# Task objective:
Verbatim output of all the material below is required.

# Data in this exercise:

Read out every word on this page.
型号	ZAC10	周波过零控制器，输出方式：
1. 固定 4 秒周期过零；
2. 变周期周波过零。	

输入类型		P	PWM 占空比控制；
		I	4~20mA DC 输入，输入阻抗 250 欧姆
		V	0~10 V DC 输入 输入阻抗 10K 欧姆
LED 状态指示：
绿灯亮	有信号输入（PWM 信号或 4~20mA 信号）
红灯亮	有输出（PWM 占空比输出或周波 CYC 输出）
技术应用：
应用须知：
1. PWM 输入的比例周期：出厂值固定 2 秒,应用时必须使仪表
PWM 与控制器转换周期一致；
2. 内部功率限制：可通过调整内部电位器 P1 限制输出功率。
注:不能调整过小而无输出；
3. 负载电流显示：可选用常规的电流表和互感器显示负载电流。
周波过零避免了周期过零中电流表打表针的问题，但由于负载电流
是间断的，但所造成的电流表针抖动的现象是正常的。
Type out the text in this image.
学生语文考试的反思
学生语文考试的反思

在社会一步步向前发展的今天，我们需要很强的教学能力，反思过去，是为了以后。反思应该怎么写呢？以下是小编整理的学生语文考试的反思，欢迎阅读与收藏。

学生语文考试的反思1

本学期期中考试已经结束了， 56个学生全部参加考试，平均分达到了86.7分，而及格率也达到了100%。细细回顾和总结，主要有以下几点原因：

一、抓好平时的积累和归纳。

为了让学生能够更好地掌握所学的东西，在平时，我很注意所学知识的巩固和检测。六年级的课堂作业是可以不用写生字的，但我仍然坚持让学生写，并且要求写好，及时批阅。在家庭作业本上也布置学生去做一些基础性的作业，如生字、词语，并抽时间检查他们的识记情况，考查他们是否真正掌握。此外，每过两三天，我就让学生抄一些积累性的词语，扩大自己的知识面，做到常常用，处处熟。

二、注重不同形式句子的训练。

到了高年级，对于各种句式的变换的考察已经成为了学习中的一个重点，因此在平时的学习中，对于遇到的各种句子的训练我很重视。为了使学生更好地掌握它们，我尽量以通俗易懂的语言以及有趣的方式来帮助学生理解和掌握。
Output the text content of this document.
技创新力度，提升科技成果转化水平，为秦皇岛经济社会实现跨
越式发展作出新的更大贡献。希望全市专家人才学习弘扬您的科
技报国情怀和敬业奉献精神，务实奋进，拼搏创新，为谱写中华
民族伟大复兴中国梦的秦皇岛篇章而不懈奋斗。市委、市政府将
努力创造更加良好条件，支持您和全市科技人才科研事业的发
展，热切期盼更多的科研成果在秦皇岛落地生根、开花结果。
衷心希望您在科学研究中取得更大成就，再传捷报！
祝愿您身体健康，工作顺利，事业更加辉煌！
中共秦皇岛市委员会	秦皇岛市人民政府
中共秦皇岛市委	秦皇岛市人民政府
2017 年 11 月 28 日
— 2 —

# Written solution:
Read out every word on this page.
型号	ZAC10	周波过零控制器，输出方式：
1. 固定 4 秒周期过零；
2. 变周期周波过零。	

输入类型		P	PWM 占空比控制；
		I	4~20mA DC 输入，输入阻抗 250 欧姆
		V	0~10 V DC 输入 输入阻抗 10K 欧姆
LED 状态指示：
绿灯亮	有信号输入（PWM 信号或 4~20mA 信号）
红灯亮	有输出（PWM 占空比输出或周波 CYC 输出）
技术应用：
应用须知：
1. PWM 输入的比例周期：出厂值固定 2 秒,应用时必须使仪表
PWM 与控制器转换周期一致；
2. 内部功率限制：可通过调整内部电位器 P1 限制输出功率。
注:不能调整过小而无输出；
3. 负载电流显示：可选用常规的电流表和互感器显示负载电流。
周波过零避免了周期过零中电流表打表针的问题，但由于负载电流
是间断的，但所造成的电流表针抖动的现象是正常的。
Type out the text in this image.
学生语文考试的反思
学生语文考试的反思

在社会一步步向前发展的今天，我们需要很强的教学能力，反思过去，是为了以后。反思应该怎么写呢？以下是小编整理的学生语文考试的反思，欢迎阅读与收藏。

学生语文考试的反思1

本学期期中考试已经结束了， 56个学生全部参加考试，平均分达到了86.7分，而及格率也达到了100%。细细回顾和总结，主要有以下几点原因：

一、抓好平时的积累和归纳。

为了让学生能够更好地掌握所学的东西，在平时，我很注意所学知识的巩固和检测。六年级的课堂作业是可以不用写生字的，但我仍然坚持让学生写，并且要求写好，及时批阅。在家庭作业本上也布置学生去做一些基础性的作业，如生字、词语，并抽时间检查他们的识记情况，考查他们是否真正掌握。此外，每过两三天，我就让学生抄一些积累性的词语，扩大自己的知识面，做到常常用，处处熟。

二、注重不同形式句子的训练。

到了高年级，对于各种句式的变换的考察已经成为了学习中的一个重点，因此在平时的学习中，对于遇到的各种句子的训练我很重视。为了使学生更好地掌握它们，我尽量以通俗易懂的语言以及有趣的方式来帮助学生理解和掌握。
Output the text content of this document.
技创新力度，提升科技成果转化水平，为秦皇岛经济社会实现跨
越式发展作出新的更大贡献。希望全市专家人才学习弘扬您的科
技报国情怀和敬业奉献精神，务实奋进，拼搏创新，为谱写中华
民族伟大复兴中国梦的秦皇岛篇章而不懈奋斗。市委、市政府将
努力创造更加良好条件，支持您和全市科技人才科研事业的发
展，热切期盼更多的科研成果在秦皇岛落地生根、开花结果。
衷心希望您在科学研究中取得更大成就，再传捷报！
祝愿您身体健康，工作顺利，事业更加辉煌！
中共秦皇岛市委员会	秦皇岛市人民政府
中共秦皇岛市委	秦皇岛市人民政府
2017 年 11 月 28 日
— 2 —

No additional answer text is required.